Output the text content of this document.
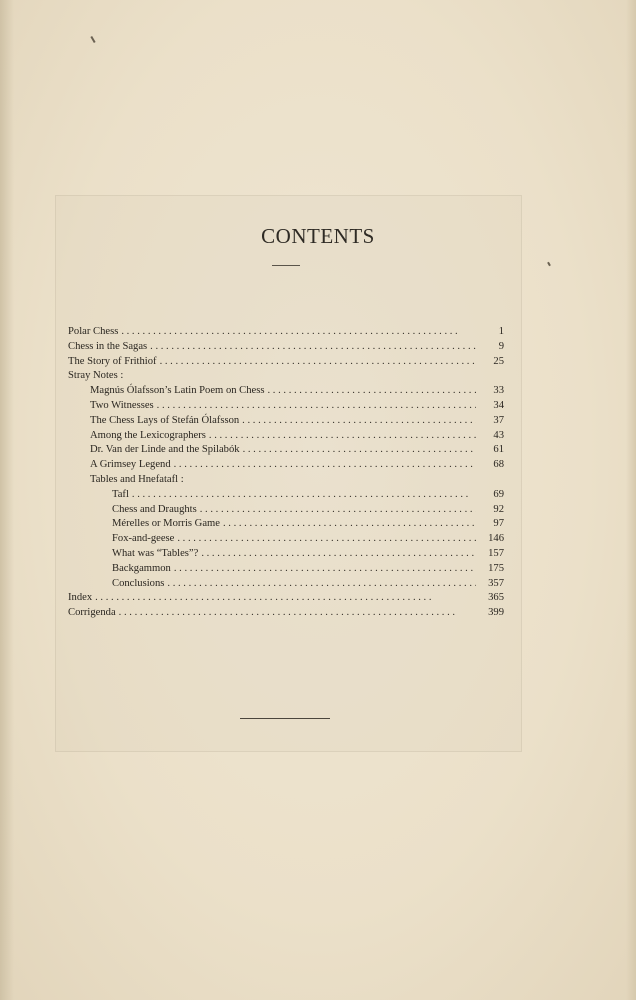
CONTENTS
Polar Chess . . .	1
Chess in the Sagas . . .	9
The Story of Frithiof . . .	25
Stray Notes :
Magnús Ólafsson’s Latin Poem on Chess . . .	33
Two Witnesses . . .	34
The Chess Lays of Stefán Ólafsson . . .	37
Among the Lexicographers . . .	43
Dr. Van der Linde and the Spilabók . . .	61
A Grimsey Legend . . .	68
Tables and Hnefatafl :
Tafl . . .	69
Chess and Draughts . . .	92
Mérelles or Morris Game . . .	97
Fox-and-geese . . .	146
What was “Tables”? . . .	157
Backgammon . . .	175
Conclusions . . .	357
Index . . .	365
Corrigenda . . .	399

BRIEF => Write out again every line above exactly as given; the pictures do not belong in the copy.

RESULT FOR THIS EXERCISE =>
Output the text content of this document.
CONTENTS
Polar Chess . . .	1
Chess in the Sagas . . .	9
The Story of Frithiof . . .	25
Stray Notes :
Magnús Ólafsson’s Latin Poem on Chess . . .	33
Two Witnesses . . .	34
The Chess Lays of Stefán Ólafsson . . .	37
Among the Lexicographers . . .	43
Dr. Van der Linde and the Spilabók . . .	61
A Grimsey Legend . . .	68
Tables and Hnefatafl :
Tafl . . .	69
Chess and Draughts . . .	92
Mérelles or Morris Game . . .	97
Fox-and-geese . . .	146
What was “Tables”? . . .	157
Backgammon . . .	175
Conclusions . . .	357
Index . . .	365
Corrigenda . . .	399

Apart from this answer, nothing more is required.